§ **Objective**: An exact copy of all the data is required, with pictures left out.

§ **Input rows**:
[BEGIN]

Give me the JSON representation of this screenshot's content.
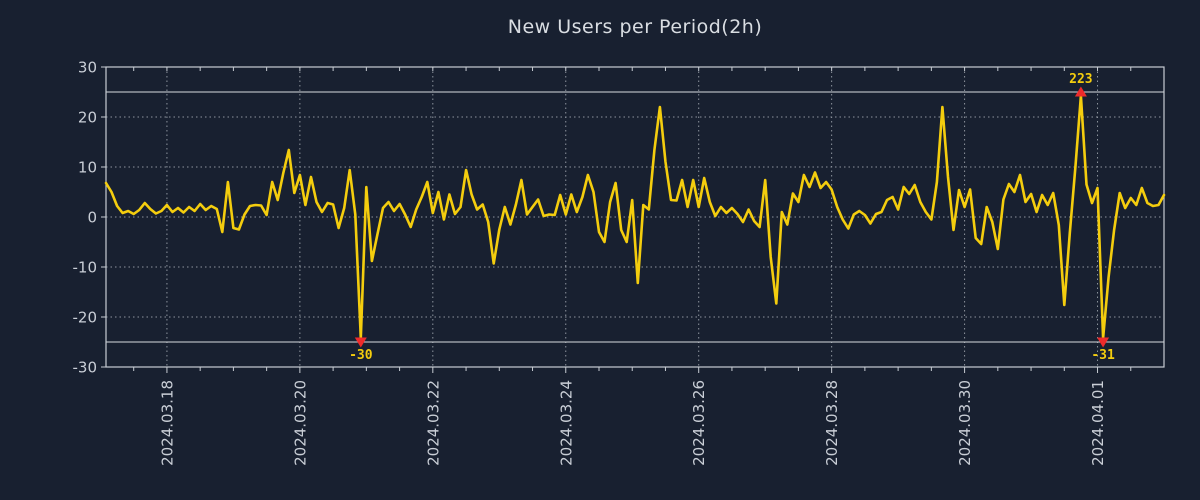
{
  "page": {
    "background": "#182030"
  },
  "chart_data": {
    "type": "line",
    "title": "New Users per Period(2h)",
    "series_name": "New Users",
    "period_hours": 2,
    "start_time": "2024-03-17 02:00",
    "xlabel": "",
    "ylabel": "",
    "ylim": [
      -30,
      30
    ],
    "y_ticks": [
      30,
      20,
      10,
      0,
      -10,
      -20,
      -30
    ],
    "y_grid_dotted": [
      20,
      10,
      0,
      -10,
      -20
    ],
    "clip_thresholds": {
      "upper": 25,
      "lower": -25
    },
    "x_tick_labels": [
      "2024.03.18",
      "2024.03.20",
      "2024.03.22",
      "2024.03.24",
      "2024.03.26",
      "2024.03.28",
      "2024.03.30",
      "2024.04.01"
    ],
    "x_tick_indices": [
      11,
      35,
      59,
      83,
      107,
      131,
      155,
      179
    ],
    "minor_tick_step": 6,
    "grid": true,
    "legend": "none",
    "values": [
      6.8,
      5.0,
      2.2,
      0.8,
      1.2,
      0.6,
      1.4,
      2.8,
      1.6,
      0.7,
      1.2,
      2.4,
      1.0,
      1.8,
      0.9,
      2.0,
      1.2,
      2.6,
      1.4,
      2.2,
      1.6,
      -3.0,
      7.0,
      -2.2,
      -2.5,
      0.5,
      2.2,
      2.4,
      2.3,
      0.4,
      7.0,
      3.4,
      8.8,
      13.4,
      4.8,
      8.4,
      2.4,
      8.0,
      3.0,
      1.0,
      2.8,
      2.5,
      -2.2,
      1.8,
      9.4,
      0.5,
      -30,
      6.0,
      -8.8,
      -3.5,
      1.8,
      3.0,
      1.2,
      2.6,
      0.5,
      -2.0,
      1.5,
      4.0,
      7.0,
      0.8,
      5.0,
      -0.5,
      4.5,
      0.6,
      2.0,
      9.4,
      4.5,
      1.5,
      2.5,
      -1.0,
      -9.3,
      -2.5,
      2.0,
      -1.5,
      2.5,
      7.4,
      0.5,
      2.0,
      3.5,
      0.2,
      0.5,
      0.4,
      4.4,
      0.5,
      4.5,
      1.0,
      4.0,
      8.4,
      5.0,
      -3.0,
      -5.0,
      3.0,
      6.8,
      -2.6,
      -5.0,
      3.4,
      -13.2,
      2.4,
      1.5,
      13.4,
      22.0,
      11.0,
      3.4,
      3.3,
      7.4,
      2.0,
      7.4,
      2.0,
      7.8,
      3.0,
      0.2,
      2.0,
      0.8,
      1.8,
      0.6,
      -1.0,
      1.5,
      -0.8,
      -2.0,
      7.4,
      -8.0,
      -17.3,
      1.0,
      -1.5,
      4.7,
      3.0,
      8.4,
      6.0,
      8.9,
      5.8,
      7.0,
      5.5,
      2.0,
      -0.5,
      -2.3,
      0.5,
      1.2,
      0.4,
      -1.3,
      0.6,
      1.0,
      3.4,
      4.0,
      1.5,
      6.0,
      4.6,
      6.4,
      3.0,
      1.0,
      -0.5,
      7.0,
      22.0,
      8.0,
      -2.6,
      5.4,
      2.0,
      5.5,
      -4.2,
      -5.4,
      2.0,
      -1.0,
      -6.4,
      3.5,
      6.6,
      5.0,
      8.4,
      3.0,
      4.6,
      1.0,
      4.4,
      2.4,
      4.8,
      -1.6,
      -17.6,
      -3.2,
      10.0,
      223,
      6.5,
      2.8,
      5.8,
      -31,
      -12.0,
      -2.6,
      4.8,
      1.8,
      3.8,
      2.4,
      5.8,
      2.8,
      2.2,
      2.4,
      4.4
    ],
    "annotations": [
      {
        "index": 46,
        "label": "-30"
      },
      {
        "index": 176,
        "label": "223"
      },
      {
        "index": 180,
        "label": "-31"
      }
    ],
    "style": {
      "line_color": "#F4CD0E",
      "marker_color": "#EE2B2B",
      "annotation_color": "#F4CD0E",
      "border_color": "#C7CCD3",
      "grid_color": "#8E959E",
      "threshold_color": "#D8DCE1",
      "label_color": "#C9CED6",
      "title_color": "#D9DDE2",
      "background": "#182030"
    }
  }
}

[END]

§ **Correct result**:
Give me the JSON representation of this screenshot's content.
{
  "page": {
    "background": "#182030"
  },
  "chart_data": {
    "type": "line",
    "title": "New Users per Period(2h)",
    "series_name": "New Users",
    "period_hours": 2,
    "start_time": "2024-03-17 02:00",
    "xlabel": "",
    "ylabel": "",
    "ylim": [
      -30,
      30
    ],
    "y_ticks": [
      30,
      20,
      10,
      0,
      -10,
      -20,
      -30
    ],
    "y_grid_dotted": [
      20,
      10,
      0,
      -10,
      -20
    ],
    "clip_thresholds": {
      "upper": 25,
      "lower": -25
    },
    "x_tick_labels": [
      "2024.03.18",
      "2024.03.20",
      "2024.03.22",
      "2024.03.24",
      "2024.03.26",
      "2024.03.28",
      "2024.03.30",
      "2024.04.01"
    ],
    "x_tick_indices": [
      11,
      35,
      59,
      83,
      107,
      131,
      155,
      179
    ],
    "minor_tick_step": 6,
    "grid": true,
    "legend": "none",
    "values": [
      6.8,
      5.0,
      2.2,
      0.8,
      1.2,
      0.6,
      1.4,
      2.8,
      1.6,
      0.7,
      1.2,
      2.4,
      1.0,
      1.8,
      0.9,
      2.0,
      1.2,
      2.6,
      1.4,
      2.2,
      1.6,
      -3.0,
      7.0,
      -2.2,
      -2.5,
      0.5,
      2.2,
      2.4,
      2.3,
      0.4,
      7.0,
      3.4,
      8.8,
      13.4,
      4.8,
      8.4,
      2.4,
      8.0,
      3.0,
      1.0,
      2.8,
      2.5,
      -2.2,
      1.8,
      9.4,
      0.5,
      -30,
      6.0,
      -8.8,
      -3.5,
      1.8,
      3.0,
      1.2,
      2.6,
      0.5,
      -2.0,
      1.5,
      4.0,
      7.0,
      0.8,
      5.0,
      -0.5,
      4.5,
      0.6,
      2.0,
      9.4,
      4.5,
      1.5,
      2.5,
      -1.0,
      -9.3,
      -2.5,
      2.0,
      -1.5,
      2.5,
      7.4,
      0.5,
      2.0,
      3.5,
      0.2,
      0.5,
      0.4,
      4.4,
      0.5,
      4.5,
      1.0,
      4.0,
      8.4,
      5.0,
      -3.0,
      -5.0,
      3.0,
      6.8,
      -2.6,
      -5.0,
      3.4,
      -13.2,
      2.4,
      1.5,
      13.4,
      22.0,
      11.0,
      3.4,
      3.3,
      7.4,
      2.0,
      7.4,
      2.0,
      7.8,
      3.0,
      0.2,
      2.0,
      0.8,
      1.8,
      0.6,
      -1.0,
      1.5,
      -0.8,
      -2.0,
      7.4,
      -8.0,
      -17.3,
      1.0,
      -1.5,
      4.7,
      3.0,
      8.4,
      6.0,
      8.9,
      5.8,
      7.0,
      5.5,
      2.0,
      -0.5,
      -2.3,
      0.5,
      1.2,
      0.4,
      -1.3,
      0.6,
      1.0,
      3.4,
      4.0,
      1.5,
      6.0,
      4.6,
      6.4,
      3.0,
      1.0,
      -0.5,
      7.0,
      22.0,
      8.0,
      -2.6,
      5.4,
      2.0,
      5.5,
      -4.2,
      -5.4,
      2.0,
      -1.0,
      -6.4,
      3.5,
      6.6,
      5.0,
      8.4,
      3.0,
      4.6,
      1.0,
      4.4,
      2.4,
      4.8,
      -1.6,
      -17.6,
      -3.2,
      10.0,
      223,
      6.5,
      2.8,
      5.8,
      -31,
      -12.0,
      -2.6,
      4.8,
      1.8,
      3.8,
      2.4,
      5.8,
      2.8,
      2.2,
      2.4,
      4.4
    ],
    "annotations": [
      {
        "index": 46,
        "label": "-30"
      },
      {
        "index": 176,
        "label": "223"
      },
      {
        "index": 180,
        "label": "-31"
      }
    ],
    "style": {
      "line_color": "#F4CD0E",
      "marker_color": "#EE2B2B",
      "annotation_color": "#F4CD0E",
      "border_color": "#C7CCD3",
      "grid_color": "#8E959E",
      "threshold_color": "#D8DCE1",
      "label_color": "#C9CED6",
      "title_color": "#D9DDE2",
      "background": "#182030"
    }
  }
}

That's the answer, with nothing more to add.